--- Begin Input data ---

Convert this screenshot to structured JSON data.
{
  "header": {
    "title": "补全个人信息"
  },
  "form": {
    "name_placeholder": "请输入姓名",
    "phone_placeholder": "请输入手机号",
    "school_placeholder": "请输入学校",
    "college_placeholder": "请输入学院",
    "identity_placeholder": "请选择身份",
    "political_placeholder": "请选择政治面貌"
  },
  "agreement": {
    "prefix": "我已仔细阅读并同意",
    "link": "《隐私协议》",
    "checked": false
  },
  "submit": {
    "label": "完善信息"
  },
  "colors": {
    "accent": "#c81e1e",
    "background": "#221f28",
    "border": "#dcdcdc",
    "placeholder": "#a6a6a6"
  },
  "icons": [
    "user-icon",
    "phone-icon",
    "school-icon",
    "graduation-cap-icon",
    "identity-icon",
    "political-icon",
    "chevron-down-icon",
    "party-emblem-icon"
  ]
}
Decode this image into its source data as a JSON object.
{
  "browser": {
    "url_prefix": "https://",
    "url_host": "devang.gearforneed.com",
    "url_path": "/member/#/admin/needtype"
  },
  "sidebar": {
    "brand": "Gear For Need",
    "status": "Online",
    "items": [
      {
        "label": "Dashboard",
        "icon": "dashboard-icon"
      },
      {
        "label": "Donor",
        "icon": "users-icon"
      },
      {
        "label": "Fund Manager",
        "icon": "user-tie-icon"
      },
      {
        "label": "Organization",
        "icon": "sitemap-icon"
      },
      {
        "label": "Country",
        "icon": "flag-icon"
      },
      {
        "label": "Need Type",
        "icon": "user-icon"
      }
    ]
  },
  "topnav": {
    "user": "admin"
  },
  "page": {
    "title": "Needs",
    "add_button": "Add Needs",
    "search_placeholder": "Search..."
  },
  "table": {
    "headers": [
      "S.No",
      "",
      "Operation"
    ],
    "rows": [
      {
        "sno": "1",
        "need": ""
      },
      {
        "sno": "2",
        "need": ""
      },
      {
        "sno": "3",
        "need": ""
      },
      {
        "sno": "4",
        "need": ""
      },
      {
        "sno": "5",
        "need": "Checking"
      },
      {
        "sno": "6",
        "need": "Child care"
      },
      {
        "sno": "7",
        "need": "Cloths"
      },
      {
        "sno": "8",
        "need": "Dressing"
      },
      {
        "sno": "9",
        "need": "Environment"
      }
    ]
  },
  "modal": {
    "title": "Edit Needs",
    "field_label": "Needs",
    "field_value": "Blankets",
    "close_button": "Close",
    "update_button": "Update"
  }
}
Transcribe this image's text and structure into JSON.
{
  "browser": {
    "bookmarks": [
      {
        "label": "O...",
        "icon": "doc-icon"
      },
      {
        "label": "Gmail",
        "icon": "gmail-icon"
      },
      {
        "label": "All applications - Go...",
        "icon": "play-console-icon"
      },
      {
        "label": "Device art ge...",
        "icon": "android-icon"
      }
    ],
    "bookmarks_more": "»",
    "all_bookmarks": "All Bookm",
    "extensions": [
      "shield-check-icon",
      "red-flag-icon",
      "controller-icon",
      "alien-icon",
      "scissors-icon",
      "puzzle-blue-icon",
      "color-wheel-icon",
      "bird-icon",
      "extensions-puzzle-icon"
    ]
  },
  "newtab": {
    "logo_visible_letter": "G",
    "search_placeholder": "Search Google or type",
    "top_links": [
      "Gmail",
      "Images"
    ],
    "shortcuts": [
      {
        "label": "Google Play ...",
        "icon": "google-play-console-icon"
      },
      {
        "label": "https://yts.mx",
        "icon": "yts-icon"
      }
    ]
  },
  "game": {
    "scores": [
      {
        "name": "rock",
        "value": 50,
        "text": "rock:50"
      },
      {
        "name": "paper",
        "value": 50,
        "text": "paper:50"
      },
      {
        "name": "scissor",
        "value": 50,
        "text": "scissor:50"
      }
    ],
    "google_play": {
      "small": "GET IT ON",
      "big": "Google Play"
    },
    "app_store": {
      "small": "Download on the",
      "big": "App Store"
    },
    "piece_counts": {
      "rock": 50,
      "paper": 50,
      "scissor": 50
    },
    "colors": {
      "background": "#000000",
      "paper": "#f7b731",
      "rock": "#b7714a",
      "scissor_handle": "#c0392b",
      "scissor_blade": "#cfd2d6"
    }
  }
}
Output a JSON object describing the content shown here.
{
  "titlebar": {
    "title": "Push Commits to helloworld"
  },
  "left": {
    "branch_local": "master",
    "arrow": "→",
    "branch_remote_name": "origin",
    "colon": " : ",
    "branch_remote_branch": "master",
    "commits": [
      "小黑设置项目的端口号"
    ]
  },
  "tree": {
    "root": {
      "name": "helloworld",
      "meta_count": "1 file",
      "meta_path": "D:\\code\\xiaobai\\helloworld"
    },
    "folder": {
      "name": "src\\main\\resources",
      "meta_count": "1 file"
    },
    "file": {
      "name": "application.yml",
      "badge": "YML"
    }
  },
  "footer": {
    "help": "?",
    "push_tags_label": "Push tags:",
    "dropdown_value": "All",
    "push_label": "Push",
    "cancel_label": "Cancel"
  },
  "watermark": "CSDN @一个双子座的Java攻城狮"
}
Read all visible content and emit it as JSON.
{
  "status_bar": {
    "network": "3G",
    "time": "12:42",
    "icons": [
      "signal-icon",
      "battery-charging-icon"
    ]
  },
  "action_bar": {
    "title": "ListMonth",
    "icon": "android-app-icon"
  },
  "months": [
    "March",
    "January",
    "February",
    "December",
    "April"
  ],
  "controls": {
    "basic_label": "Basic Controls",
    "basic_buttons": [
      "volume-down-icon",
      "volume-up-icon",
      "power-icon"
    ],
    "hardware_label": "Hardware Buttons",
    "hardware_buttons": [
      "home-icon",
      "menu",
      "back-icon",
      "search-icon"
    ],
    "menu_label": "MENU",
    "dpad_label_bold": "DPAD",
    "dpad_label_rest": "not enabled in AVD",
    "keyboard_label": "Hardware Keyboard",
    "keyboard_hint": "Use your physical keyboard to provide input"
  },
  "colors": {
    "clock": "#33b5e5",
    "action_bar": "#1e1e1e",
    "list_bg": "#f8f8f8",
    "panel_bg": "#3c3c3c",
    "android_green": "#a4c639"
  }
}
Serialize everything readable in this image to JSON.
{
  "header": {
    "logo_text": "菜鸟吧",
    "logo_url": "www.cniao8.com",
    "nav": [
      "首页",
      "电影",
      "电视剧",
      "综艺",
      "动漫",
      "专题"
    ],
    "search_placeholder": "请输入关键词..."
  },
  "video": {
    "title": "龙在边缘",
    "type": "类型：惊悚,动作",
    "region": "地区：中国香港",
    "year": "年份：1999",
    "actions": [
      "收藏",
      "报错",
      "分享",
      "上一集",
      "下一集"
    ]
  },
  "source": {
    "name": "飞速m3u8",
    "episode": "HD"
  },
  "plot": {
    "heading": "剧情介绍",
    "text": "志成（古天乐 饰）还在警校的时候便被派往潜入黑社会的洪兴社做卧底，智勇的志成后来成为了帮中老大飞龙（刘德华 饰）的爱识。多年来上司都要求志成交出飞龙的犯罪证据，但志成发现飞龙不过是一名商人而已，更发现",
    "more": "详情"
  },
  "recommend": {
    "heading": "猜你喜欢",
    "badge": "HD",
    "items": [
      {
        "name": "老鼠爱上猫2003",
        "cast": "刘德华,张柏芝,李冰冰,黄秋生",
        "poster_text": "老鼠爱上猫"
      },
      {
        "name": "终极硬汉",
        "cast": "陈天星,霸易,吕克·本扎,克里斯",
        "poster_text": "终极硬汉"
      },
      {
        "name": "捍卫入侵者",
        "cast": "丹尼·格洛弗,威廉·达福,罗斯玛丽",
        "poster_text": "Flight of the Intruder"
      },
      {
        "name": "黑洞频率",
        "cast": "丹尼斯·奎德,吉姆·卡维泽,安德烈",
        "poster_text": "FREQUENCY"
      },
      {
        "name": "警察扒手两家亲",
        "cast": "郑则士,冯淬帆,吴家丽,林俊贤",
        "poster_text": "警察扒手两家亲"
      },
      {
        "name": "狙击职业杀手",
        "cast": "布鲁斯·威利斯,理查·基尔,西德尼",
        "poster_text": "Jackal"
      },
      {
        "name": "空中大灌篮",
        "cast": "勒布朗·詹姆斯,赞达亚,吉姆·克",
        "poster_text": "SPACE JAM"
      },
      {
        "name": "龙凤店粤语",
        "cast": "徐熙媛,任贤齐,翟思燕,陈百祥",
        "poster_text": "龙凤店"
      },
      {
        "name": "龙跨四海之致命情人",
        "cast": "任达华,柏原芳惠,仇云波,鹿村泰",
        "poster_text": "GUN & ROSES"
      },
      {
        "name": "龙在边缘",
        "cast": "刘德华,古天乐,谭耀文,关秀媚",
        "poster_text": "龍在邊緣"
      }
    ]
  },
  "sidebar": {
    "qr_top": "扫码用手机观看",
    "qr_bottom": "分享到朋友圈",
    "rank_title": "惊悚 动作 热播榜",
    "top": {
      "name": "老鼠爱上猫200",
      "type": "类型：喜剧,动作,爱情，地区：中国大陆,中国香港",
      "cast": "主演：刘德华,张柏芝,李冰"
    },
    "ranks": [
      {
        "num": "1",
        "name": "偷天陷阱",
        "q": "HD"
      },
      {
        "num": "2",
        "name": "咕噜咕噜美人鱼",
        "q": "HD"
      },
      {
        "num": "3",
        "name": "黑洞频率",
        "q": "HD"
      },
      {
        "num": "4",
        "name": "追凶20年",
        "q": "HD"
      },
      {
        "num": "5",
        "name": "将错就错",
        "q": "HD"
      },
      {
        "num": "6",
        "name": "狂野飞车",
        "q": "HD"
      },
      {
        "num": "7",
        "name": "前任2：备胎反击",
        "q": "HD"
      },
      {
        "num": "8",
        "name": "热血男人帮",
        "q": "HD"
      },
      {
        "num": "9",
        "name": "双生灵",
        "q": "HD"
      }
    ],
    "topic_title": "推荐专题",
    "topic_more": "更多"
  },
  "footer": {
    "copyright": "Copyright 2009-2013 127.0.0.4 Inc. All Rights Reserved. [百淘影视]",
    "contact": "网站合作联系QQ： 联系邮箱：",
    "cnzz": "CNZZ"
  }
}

--- End Input data ---

#### Requirements
In the entries above, find every line with the word "file" and list it.

#### Problem solution
      "meta_count": "1 file",
      "meta_count": "1 file"
    "file": {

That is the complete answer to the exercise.